WHAT YOU NEED TO DO:
Provide only the number of lines in the records below that include "ffffff".

Start of SOURCE DATA

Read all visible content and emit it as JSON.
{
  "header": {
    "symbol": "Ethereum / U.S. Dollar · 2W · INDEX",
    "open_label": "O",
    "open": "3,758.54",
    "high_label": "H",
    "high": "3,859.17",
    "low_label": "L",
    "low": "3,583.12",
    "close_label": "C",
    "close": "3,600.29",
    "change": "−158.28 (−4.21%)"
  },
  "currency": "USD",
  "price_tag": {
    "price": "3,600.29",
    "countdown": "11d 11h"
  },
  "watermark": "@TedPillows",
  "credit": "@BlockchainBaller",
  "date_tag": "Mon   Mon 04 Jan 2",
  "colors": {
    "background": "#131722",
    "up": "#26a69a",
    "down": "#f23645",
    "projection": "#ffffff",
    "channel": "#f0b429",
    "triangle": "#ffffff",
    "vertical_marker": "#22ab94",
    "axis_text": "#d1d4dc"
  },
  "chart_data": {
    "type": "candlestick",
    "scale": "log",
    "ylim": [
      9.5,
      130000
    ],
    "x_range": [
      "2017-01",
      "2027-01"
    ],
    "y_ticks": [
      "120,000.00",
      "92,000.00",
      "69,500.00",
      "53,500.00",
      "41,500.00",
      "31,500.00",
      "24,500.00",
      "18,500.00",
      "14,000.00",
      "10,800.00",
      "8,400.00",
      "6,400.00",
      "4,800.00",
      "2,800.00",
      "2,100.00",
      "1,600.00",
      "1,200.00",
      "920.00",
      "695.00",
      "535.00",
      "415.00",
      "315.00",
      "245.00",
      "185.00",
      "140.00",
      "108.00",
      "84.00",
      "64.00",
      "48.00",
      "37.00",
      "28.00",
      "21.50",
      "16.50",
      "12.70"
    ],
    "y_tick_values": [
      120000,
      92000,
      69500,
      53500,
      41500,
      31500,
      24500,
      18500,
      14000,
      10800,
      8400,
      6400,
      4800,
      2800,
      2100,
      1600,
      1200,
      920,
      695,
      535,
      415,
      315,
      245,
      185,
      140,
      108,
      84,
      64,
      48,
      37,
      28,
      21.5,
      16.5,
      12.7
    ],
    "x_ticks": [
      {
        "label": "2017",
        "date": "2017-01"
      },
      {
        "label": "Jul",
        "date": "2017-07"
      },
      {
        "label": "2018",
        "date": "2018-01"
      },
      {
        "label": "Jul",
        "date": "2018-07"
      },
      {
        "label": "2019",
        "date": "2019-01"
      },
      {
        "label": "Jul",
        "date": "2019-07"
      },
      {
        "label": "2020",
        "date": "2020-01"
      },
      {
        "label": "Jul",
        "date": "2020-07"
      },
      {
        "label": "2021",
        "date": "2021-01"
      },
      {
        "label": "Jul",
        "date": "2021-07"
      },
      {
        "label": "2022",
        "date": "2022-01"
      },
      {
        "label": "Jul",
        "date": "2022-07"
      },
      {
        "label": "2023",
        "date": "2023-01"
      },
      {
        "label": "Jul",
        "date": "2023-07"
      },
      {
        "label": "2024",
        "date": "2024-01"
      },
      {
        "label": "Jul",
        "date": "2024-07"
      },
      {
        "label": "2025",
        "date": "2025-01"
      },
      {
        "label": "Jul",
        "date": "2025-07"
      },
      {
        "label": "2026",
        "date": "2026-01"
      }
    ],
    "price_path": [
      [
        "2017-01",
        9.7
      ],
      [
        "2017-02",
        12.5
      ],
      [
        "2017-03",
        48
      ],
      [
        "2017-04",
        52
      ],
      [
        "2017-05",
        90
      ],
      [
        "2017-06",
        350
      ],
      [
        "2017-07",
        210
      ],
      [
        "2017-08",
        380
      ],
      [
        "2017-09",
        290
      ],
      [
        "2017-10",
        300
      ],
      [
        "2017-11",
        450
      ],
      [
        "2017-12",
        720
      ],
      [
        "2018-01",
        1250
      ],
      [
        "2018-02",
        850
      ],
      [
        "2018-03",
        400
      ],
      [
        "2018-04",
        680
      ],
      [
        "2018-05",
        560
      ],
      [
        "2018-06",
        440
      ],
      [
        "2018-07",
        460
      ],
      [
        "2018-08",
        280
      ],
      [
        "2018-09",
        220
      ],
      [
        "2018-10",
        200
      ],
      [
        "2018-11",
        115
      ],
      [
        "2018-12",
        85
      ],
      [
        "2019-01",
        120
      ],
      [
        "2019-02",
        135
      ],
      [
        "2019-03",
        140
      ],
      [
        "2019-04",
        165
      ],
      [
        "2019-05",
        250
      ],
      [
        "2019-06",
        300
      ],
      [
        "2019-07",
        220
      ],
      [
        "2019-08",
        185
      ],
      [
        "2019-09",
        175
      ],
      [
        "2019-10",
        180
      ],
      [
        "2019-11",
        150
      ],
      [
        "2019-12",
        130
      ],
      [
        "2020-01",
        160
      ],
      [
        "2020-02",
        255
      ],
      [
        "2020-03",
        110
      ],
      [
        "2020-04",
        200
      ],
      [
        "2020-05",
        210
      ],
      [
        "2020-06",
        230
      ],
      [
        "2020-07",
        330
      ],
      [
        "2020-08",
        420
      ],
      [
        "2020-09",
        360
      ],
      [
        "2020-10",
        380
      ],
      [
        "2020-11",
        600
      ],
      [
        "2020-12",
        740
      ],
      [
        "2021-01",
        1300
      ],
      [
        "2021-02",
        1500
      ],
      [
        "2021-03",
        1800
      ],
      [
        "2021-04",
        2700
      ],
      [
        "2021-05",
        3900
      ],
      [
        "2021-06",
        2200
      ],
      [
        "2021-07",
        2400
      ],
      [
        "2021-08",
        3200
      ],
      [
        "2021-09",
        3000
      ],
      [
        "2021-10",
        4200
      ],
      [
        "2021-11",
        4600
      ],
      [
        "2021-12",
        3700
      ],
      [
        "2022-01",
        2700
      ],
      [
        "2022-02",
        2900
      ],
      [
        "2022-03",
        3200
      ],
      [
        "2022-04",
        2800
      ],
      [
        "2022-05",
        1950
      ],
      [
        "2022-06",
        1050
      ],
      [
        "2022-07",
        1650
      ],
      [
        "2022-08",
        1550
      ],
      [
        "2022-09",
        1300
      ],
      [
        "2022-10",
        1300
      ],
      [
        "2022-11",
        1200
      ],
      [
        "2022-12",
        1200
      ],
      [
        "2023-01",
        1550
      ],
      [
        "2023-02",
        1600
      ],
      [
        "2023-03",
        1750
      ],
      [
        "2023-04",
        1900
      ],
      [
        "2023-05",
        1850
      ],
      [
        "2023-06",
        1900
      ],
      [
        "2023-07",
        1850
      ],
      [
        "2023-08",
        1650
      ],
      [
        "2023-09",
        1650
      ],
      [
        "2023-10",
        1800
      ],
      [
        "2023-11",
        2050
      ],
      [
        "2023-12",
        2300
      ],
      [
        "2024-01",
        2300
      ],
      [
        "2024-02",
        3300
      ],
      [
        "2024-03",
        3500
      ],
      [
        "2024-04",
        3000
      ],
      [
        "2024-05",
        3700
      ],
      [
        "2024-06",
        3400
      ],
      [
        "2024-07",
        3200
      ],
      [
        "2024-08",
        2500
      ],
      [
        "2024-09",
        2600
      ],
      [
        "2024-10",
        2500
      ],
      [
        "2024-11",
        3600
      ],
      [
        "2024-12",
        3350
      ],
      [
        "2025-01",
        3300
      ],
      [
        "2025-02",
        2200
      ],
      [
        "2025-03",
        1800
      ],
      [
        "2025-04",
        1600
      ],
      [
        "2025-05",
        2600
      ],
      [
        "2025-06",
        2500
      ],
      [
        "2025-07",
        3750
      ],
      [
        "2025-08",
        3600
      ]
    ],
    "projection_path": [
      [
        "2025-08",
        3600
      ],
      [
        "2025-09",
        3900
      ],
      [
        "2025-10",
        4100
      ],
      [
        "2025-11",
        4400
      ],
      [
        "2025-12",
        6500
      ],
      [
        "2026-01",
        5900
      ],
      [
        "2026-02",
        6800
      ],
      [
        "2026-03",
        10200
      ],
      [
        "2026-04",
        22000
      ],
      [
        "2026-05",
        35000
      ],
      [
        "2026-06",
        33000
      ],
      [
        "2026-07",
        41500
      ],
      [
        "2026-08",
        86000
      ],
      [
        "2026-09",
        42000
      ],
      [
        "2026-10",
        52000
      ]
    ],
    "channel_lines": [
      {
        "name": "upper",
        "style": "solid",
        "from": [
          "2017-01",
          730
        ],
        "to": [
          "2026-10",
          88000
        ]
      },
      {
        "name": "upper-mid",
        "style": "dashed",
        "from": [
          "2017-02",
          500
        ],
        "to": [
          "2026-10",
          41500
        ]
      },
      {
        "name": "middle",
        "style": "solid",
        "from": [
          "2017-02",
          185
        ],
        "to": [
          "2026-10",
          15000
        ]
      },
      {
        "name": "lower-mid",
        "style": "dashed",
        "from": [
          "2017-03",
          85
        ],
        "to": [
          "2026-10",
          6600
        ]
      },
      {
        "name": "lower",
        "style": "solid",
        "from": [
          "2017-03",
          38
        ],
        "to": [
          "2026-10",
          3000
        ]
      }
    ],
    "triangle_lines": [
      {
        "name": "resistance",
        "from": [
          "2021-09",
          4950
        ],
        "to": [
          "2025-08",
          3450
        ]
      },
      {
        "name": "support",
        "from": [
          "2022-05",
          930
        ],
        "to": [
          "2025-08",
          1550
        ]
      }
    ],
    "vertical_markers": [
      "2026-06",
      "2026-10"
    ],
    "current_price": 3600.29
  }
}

End of SOURCE DATA

TASK RESPONSE:
2